▸ RECORDS SUPPLIED
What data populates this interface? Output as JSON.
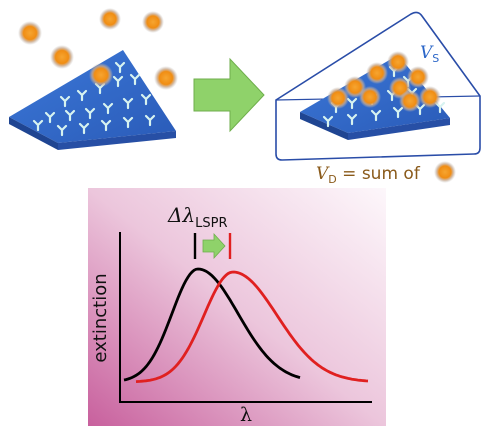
{
  "top": {
    "vs_label": {
      "base": "V",
      "sub": "S"
    },
    "vd_label": {
      "base": "V",
      "sub": "D",
      "rest": " = sum of "
    }
  },
  "plot": {
    "title": {
      "delta": "Δλ",
      "sub": "LSPR"
    },
    "ylabel": "extinction",
    "xlabel": "λ"
  },
  "colors": {
    "nanoprism": "#2f63c4",
    "nanoprism_dark": "#1f4592",
    "particle": "#f39a1c",
    "arrow_green": "#8fd26a",
    "shell_outline": "#2a4da8",
    "vs_text": "#2b66c8",
    "vd_text": "#8a5a1a",
    "curve_before": "#000000",
    "curve_after": "#e02020"
  },
  "icons": [
    "nanoprism-icon",
    "gold-particle-icon",
    "antibody-icon",
    "right-arrow-icon"
  ]
}
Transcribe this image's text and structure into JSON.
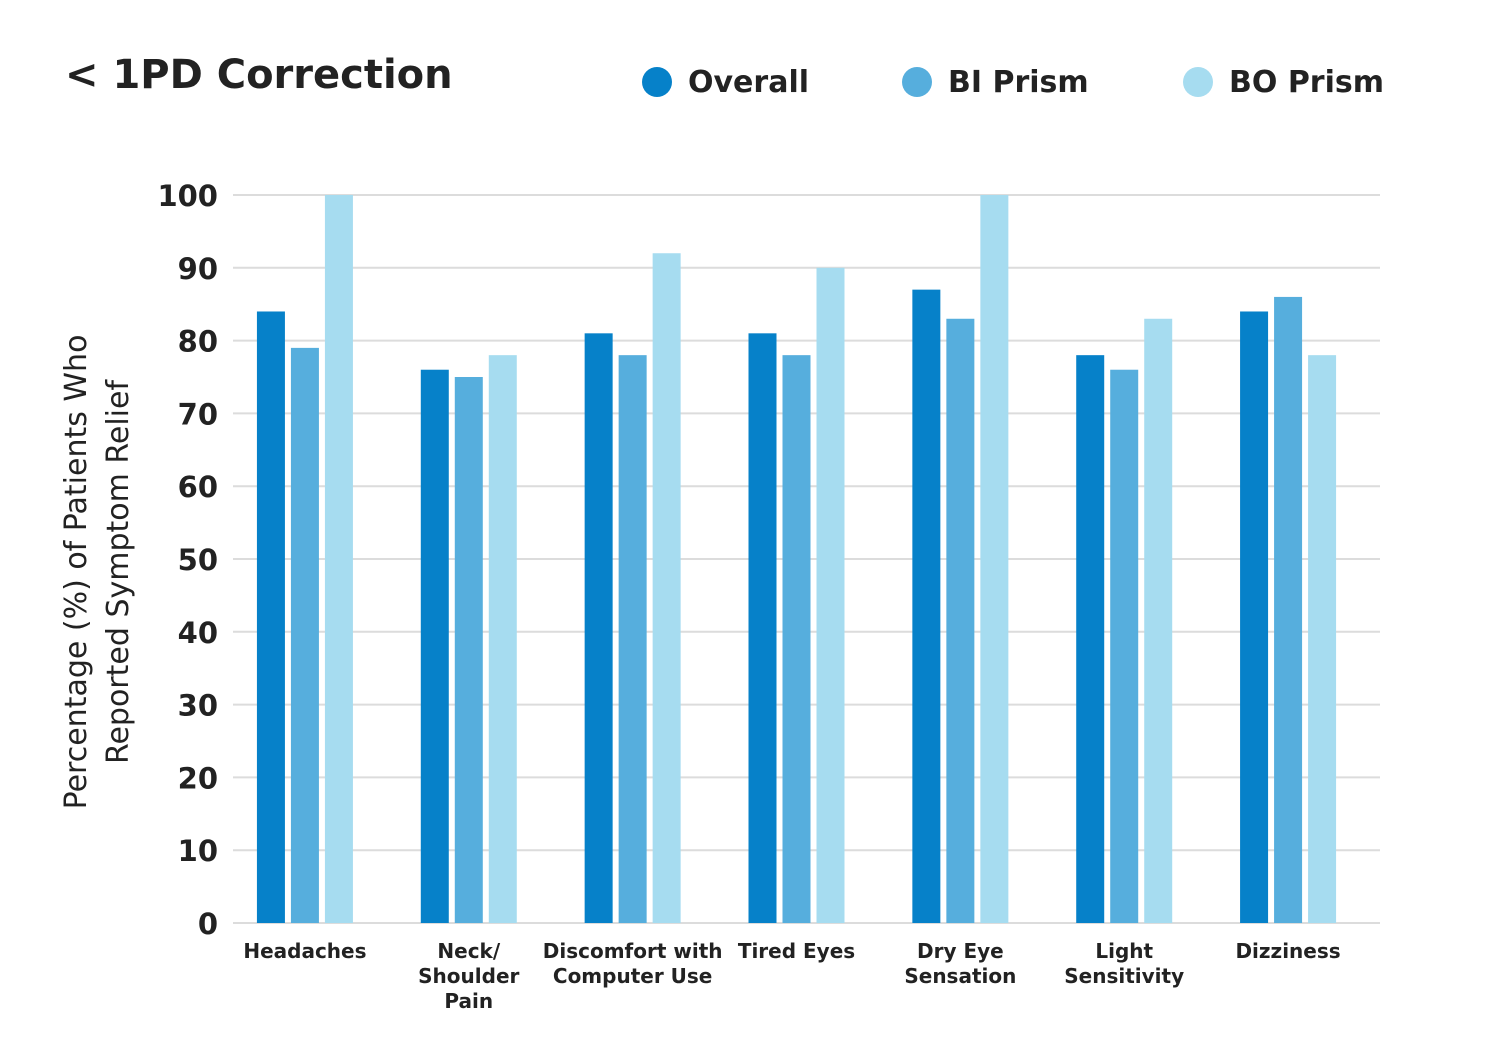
{
  "title": "< 1PD Correction",
  "chart_data": {
    "type": "bar",
    "title": "< 1PD Correction",
    "ylabel_lines": [
      "Percentage (%) of Patients Who",
      "Reported Symptom Relief"
    ],
    "xlabel": "",
    "ylim": [
      0,
      100
    ],
    "yticks": [
      0,
      10,
      20,
      30,
      40,
      50,
      60,
      70,
      80,
      90,
      100
    ],
    "grid": true,
    "legend_position": "top-right",
    "categories": [
      [
        "Headaches"
      ],
      [
        "Neck/",
        "Shoulder",
        "Pain"
      ],
      [
        "Discomfort with",
        "Computer Use"
      ],
      [
        "Tired Eyes"
      ],
      [
        "Dry Eye",
        "Sensation"
      ],
      [
        "Light",
        "Sensitivity"
      ],
      [
        "Dizziness"
      ]
    ],
    "series": [
      {
        "name": "Overall",
        "color": "#0681c9",
        "values": [
          84,
          76,
          81,
          81,
          87,
          78,
          84
        ]
      },
      {
        "name": "BI Prism",
        "color": "#56aedd",
        "values": [
          79,
          75,
          78,
          78,
          83,
          76,
          86
        ]
      },
      {
        "name": "BO Prism",
        "color": "#a6dcf0",
        "values": [
          100,
          78,
          92,
          90,
          100,
          83,
          78
        ]
      }
    ]
  }
}
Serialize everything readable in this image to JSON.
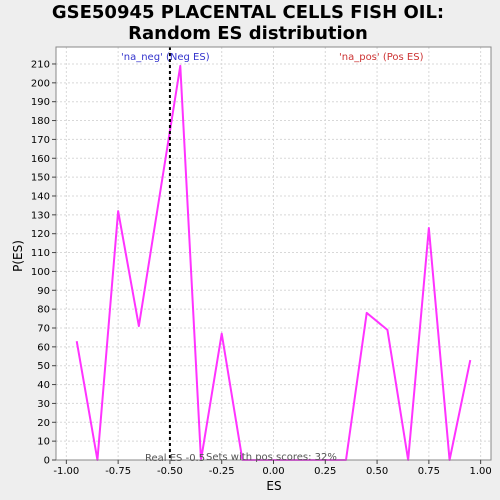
{
  "chart_data": {
    "type": "line",
    "title_lines": [
      "GSE50945 PLACENTAL CELLS FISH OIL:",
      "Random ES distribution"
    ],
    "xlabel": "ES",
    "ylabel": "P(ES)",
    "xlim": [
      -1.05,
      1.05
    ],
    "ylim": [
      0,
      219
    ],
    "x_ticks": [
      -1.0,
      -0.75,
      -0.5,
      -0.25,
      0.0,
      0.25,
      0.5,
      0.75,
      1.0
    ],
    "x_tick_labels": [
      "-1.00",
      "-0.75",
      "-0.50",
      "-0.25",
      "0.00",
      "0.25",
      "0.50",
      "0.75",
      "1.00"
    ],
    "y_ticks": [
      0,
      10,
      20,
      30,
      40,
      50,
      60,
      70,
      80,
      90,
      100,
      110,
      120,
      130,
      140,
      150,
      160,
      170,
      180,
      190,
      200,
      210
    ],
    "grid": true,
    "series": [
      {
        "color": "#ff33ff",
        "x": [
          -0.95,
          -0.85,
          -0.75,
          -0.65,
          -0.55,
          -0.45,
          -0.35,
          -0.25,
          -0.15,
          -0.05,
          0.05,
          0.15,
          0.25,
          0.35,
          0.45,
          0.55,
          0.65,
          0.75,
          0.85,
          0.95
        ],
        "y": [
          63,
          0,
          132,
          71,
          140,
          209,
          0,
          67,
          0,
          0,
          0,
          0,
          0,
          0,
          78,
          69,
          0,
          123,
          0,
          53
        ]
      }
    ],
    "real_es": {
      "value": -0.5,
      "label": "Real ES -0.5"
    },
    "annotations": {
      "neg_label": "'na_neg' (Neg ES)",
      "neg_color": "#3333cc",
      "pos_label": "'na_pos' (Pos ES)",
      "pos_color": "#cc3333",
      "sets_text": "Sets with pos scores: 32%"
    }
  }
}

▸ ASSIGNED TASK
The material above is to be repeated word for word, with no images kept.

▸ ANSWER SPACE
What data populates this interface? Output as JSON.
{
  "top": {
    "vs_label": {
      "base": "V",
      "sub": "S"
    },
    "vd_label": {
      "base": "V",
      "sub": "D",
      "rest": " = sum of "
    }
  },
  "plot": {
    "title": {
      "delta": "Δλ",
      "sub": "LSPR"
    },
    "ylabel": "extinction",
    "xlabel": "λ"
  },
  "colors": {
    "nanoprism": "#2f63c4",
    "nanoprism_dark": "#1f4592",
    "particle": "#f39a1c",
    "arrow_green": "#8fd26a",
    "shell_outline": "#2a4da8",
    "vs_text": "#2b66c8",
    "vd_text": "#8a5a1a",
    "curve_before": "#000000",
    "curve_after": "#e02020"
  },
  "icons": [
    "nanoprism-icon",
    "gold-particle-icon",
    "antibody-icon",
    "right-arrow-icon"
  ]
}
Transcribe this image's text and structure into JSON.
{
  "title": "< 1PD Correction",
  "chart_data": {
    "type": "bar",
    "title": "< 1PD Correction",
    "ylabel_lines": [
      "Percentage (%) of Patients Who",
      "Reported Symptom Relief"
    ],
    "xlabel": "",
    "ylim": [
      0,
      100
    ],
    "yticks": [
      0,
      10,
      20,
      30,
      40,
      50,
      60,
      70,
      80,
      90,
      100
    ],
    "grid": true,
    "legend_position": "top-right",
    "categories": [
      [
        "Headaches"
      ],
      [
        "Neck/",
        "Shoulder",
        "Pain"
      ],
      [
        "Discomfort with",
        "Computer Use"
      ],
      [
        "Tired Eyes"
      ],
      [
        "Dry Eye",
        "Sensation"
      ],
      [
        "Light",
        "Sensitivity"
      ],
      [
        "Dizziness"
      ]
    ],
    "series": [
      {
        "name": "Overall",
        "color": "#0681c9",
        "values": [
          84,
          76,
          81,
          81,
          87,
          78,
          84
        ]
      },
      {
        "name": "BI Prism",
        "color": "#56aedd",
        "values": [
          79,
          75,
          78,
          78,
          83,
          76,
          86
        ]
      },
      {
        "name": "BO Prism",
        "color": "#a6dcf0",
        "values": [
          100,
          78,
          92,
          90,
          100,
          83,
          78
        ]
      }
    ]
  }
}
Serialize everything readable in this image to JSON.
{
  "chart_data": {
    "type": "line",
    "title_lines": [
      "GSE50945 PLACENTAL CELLS FISH OIL:",
      "Random ES distribution"
    ],
    "xlabel": "ES",
    "ylabel": "P(ES)",
    "xlim": [
      -1.05,
      1.05
    ],
    "ylim": [
      0,
      219
    ],
    "x_ticks": [
      -1.0,
      -0.75,
      -0.5,
      -0.25,
      0.0,
      0.25,
      0.5,
      0.75,
      1.0
    ],
    "x_tick_labels": [
      "-1.00",
      "-0.75",
      "-0.50",
      "-0.25",
      "0.00",
      "0.25",
      "0.50",
      "0.75",
      "1.00"
    ],
    "y_ticks": [
      0,
      10,
      20,
      30,
      40,
      50,
      60,
      70,
      80,
      90,
      100,
      110,
      120,
      130,
      140,
      150,
      160,
      170,
      180,
      190,
      200,
      210
    ],
    "grid": true,
    "series": [
      {
        "color": "#ff33ff",
        "x": [
          -0.95,
          -0.85,
          -0.75,
          -0.65,
          -0.55,
          -0.45,
          -0.35,
          -0.25,
          -0.15,
          -0.05,
          0.05,
          0.15,
          0.25,
          0.35,
          0.45,
          0.55,
          0.65,
          0.75,
          0.85,
          0.95
        ],
        "y": [
          63,
          0,
          132,
          71,
          140,
          209,
          0,
          67,
          0,
          0,
          0,
          0,
          0,
          0,
          78,
          69,
          0,
          123,
          0,
          53
        ]
      }
    ],
    "real_es": {
      "value": -0.5,
      "label": "Real ES -0.5"
    },
    "annotations": {
      "neg_label": "'na_neg' (Neg ES)",
      "neg_color": "#3333cc",
      "pos_label": "'na_pos' (Pos ES)",
      "pos_color": "#cc3333",
      "sets_text": "Sets with pos scores: 32%"
    }
  }
}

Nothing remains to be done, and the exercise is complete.